Passage shown:

--------------------

Fife bedroom tax decision – the VERY real significance

The significance of the First Tier Tribunal bedroom tax decision I revealed Friday cannot be underestimated and that is not hyperbole.

The 3 page judgment is crammed full of issues which every bedroom tax affected tenant can use to appeal with legitimate cause and grounds.

They should do so too and all 660,000 affected should appeal as that decision to appeal is a no-brainer and the ONLY way that each case can be decided correctly!

I have long advocated the decision making process itself was a legitimate ground for appealing and many disagreed with me on that.  I maintained, and this judgment agrees, that each case needs to be dealt with on the facts of the individual case and that is very significant and right and just for me. Yet the Fife case mirrors the decision making process that every council undertook and in simple terms this is a 2-stage process:

  1. Council asks for landlord view
  2. Council chooses to accept landlord view and imposes the bedroom tax on the landlord view

On point 1 above I will simply restate this follows the DWP guidance given to councils in the HB Circular A4 of 2012 and remind that it also says at paragraph 20 that the landlord was under no compulsion whatsoever to provide anything to the council.  Yet landlords unilaterally provided DATA to the councils.

(Data needs to be processed before it becomes information and councils did NOT process that data)

On point 2 the councils CHOSE to accept the landlords view as this judgment states yet note well the councils could have chosen NOT to accept the landlords view which meant they would have to process that data for it to become meaningful information.  The decisions were taken and could ONLY be taken by councils who are the sole decision makers and act as agents of the DWP in administering HB regulations of which the bedroom tax is a part.

Councils were placed in a huge predicament by central government with the bedroom tax.  660,000 additional cases to decide and they SHOULD have decided them as all benefit decisions should be decided – on the facts of the matter.  Yet this would have meant council officers measuring room sizes and checking room usage and room purpose which this judgment rules are relevant factors and principle factors.  They are matters of FACT in simple terms.

However to do such checks would have cost a fortune to each local council and so each council chose to take the landlords view for cost saving factors and this is the problem I have always had with the decision-making process taken and why it is a farce and ripe for legal challenge.

What this resulted in was 660,000 bedroom tax decisions taken on a cheapest-route-possible-and-lets-hope-they-are-right basis by every council.  They were not taken on the FACTS of each case when they should have been taken this way. That is why the decision-making process for all 660,000 bedroom tax decisions has always been ripe for legal challenge and in appeal terms legitimate cause.

The Fife judgment strongly infers and reveals that each case needs to be judged on the facts of the matter of each individual case.  It also states that the decision needs to be based on the facts at the time the decision was taken and that room usage and purpose is important.  These are the 3 principal elements of Prout v Hunter a long established housing law precedent from 1924 and part of the Rent Acts in my lay view (and if anyone has an electronic copy of this judgement can I have a copy please!!)

In practical terms the ONLY way for a bedroom tax affected tenant to have his or her own case judged on the individual facts of the matter IS to appeal.  That is wrong and frankly saddens me yet it remains valid.  If the tenant appeals the tenant gets what they should have done and have a right to expect in the first place.  If the tenant doesn’t appeal then they get shafted by the farce of a decision-making process every council undertook in the bedroom tax.

--------------------

Written tasks:
[1] According to the post about the Fife bedroom tax decision, how many pages long is the judgment?
[2] Starting at the first line of the listing and ending at the line that contains "Localize all elements.", switch each "Text input" to "Input field" and write out those lines again with everything else left as it is.

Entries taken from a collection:
--------------------

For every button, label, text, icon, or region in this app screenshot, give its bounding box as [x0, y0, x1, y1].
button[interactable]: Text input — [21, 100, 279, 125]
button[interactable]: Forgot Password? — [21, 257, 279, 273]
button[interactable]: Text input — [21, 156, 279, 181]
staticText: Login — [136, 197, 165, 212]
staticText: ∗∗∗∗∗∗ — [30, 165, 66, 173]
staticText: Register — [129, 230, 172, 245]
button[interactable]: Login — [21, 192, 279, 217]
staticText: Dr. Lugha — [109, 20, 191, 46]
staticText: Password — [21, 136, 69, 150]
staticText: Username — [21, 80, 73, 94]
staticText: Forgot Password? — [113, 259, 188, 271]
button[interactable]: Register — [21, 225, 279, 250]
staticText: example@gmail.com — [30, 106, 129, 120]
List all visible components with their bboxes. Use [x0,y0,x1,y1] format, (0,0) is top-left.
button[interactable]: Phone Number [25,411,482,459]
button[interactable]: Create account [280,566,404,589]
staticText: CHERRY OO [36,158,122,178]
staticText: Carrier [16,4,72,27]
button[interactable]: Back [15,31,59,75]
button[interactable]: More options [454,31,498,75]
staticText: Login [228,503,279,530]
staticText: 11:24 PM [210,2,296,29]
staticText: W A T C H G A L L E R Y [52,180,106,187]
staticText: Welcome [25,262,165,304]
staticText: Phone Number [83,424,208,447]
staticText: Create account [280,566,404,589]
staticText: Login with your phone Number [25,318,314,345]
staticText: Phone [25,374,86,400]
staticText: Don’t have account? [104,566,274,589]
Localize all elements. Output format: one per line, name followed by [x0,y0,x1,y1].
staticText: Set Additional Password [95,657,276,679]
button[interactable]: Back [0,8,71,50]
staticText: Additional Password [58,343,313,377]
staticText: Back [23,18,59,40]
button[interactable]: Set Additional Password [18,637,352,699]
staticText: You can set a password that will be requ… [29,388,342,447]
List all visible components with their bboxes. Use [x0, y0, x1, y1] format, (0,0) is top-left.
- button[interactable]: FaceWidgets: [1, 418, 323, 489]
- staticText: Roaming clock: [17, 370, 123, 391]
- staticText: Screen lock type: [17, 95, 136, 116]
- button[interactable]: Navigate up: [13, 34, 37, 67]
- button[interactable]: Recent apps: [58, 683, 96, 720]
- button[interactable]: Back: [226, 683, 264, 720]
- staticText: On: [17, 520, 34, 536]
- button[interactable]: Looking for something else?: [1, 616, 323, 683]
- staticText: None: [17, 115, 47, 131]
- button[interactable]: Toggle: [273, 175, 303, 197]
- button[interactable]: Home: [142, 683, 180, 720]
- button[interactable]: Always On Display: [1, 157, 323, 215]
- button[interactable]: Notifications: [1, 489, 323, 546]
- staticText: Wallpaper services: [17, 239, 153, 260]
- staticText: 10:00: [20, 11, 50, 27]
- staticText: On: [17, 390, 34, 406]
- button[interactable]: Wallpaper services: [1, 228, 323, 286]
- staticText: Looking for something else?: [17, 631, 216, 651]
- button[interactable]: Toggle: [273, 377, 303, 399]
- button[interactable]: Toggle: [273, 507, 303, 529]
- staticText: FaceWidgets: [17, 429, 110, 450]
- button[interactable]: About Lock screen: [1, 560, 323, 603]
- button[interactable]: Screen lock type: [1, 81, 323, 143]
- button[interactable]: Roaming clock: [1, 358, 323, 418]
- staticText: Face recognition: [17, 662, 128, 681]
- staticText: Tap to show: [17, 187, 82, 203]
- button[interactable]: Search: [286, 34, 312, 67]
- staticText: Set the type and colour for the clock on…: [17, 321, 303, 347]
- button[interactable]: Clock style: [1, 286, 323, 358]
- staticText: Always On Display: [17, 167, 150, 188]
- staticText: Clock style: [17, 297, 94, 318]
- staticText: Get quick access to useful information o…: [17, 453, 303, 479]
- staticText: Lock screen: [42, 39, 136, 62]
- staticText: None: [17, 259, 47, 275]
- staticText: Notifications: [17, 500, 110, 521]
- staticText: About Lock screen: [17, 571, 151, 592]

--------------------

Expected responses:
[1] Three pages.

[2]
For every button, label, text, icon, or region in this app screenshot, give its bounding box as [x0, y0, x1, y1].
button[interactable]: Input field — [21, 100, 279, 125]
button[interactable]: Forgot Password? — [21, 257, 279, 273]
button[interactable]: Input field — [21, 156, 279, 181]
staticText: Login — [136, 197, 165, 212]
staticText: ∗∗∗∗∗∗ — [30, 165, 66, 173]
staticText: Register — [129, 230, 172, 245]
button[interactable]: Login — [21, 192, 279, 217]
staticText: Dr. Lugha — [109, 20, 191, 46]
staticText: Password — [21, 136, 69, 150]
staticText: Username — [21, 80, 73, 94]
staticText: Forgot Password? — [113, 259, 188, 271]
button[interactable]: Register — [21, 225, 279, 250]
staticText: example@gmail.com — [30, 106, 129, 120]
List all visible components with their bboxes. Use [x0,y0,x1,y1] format, (0,0) is top-left.
button[interactable]: Phone Number [25,411,482,459]
button[interactable]: Create account [280,566,404,589]
staticText: CHERRY OO [36,158,122,178]
staticText: Carrier [16,4,72,27]
button[interactable]: Back [15,31,59,75]
button[interactable]: More options [454,31,498,75]
staticText: Login [228,503,279,530]
staticText: 11:24 PM [210,2,296,29]
staticText: W A T C H G A L L E R Y [52,180,106,187]
staticText: Welcome [25,262,165,304]
staticText: Phone Number [83,424,208,447]
staticText: Create account [280,566,404,589]
staticText: Login with your phone Number [25,318,314,345]
staticText: Phone [25,374,86,400]
staticText: Don’t have account? [104,566,274,589]
Localize all elements. Output format: one per line, name followed by [x0,y0,x1,y1].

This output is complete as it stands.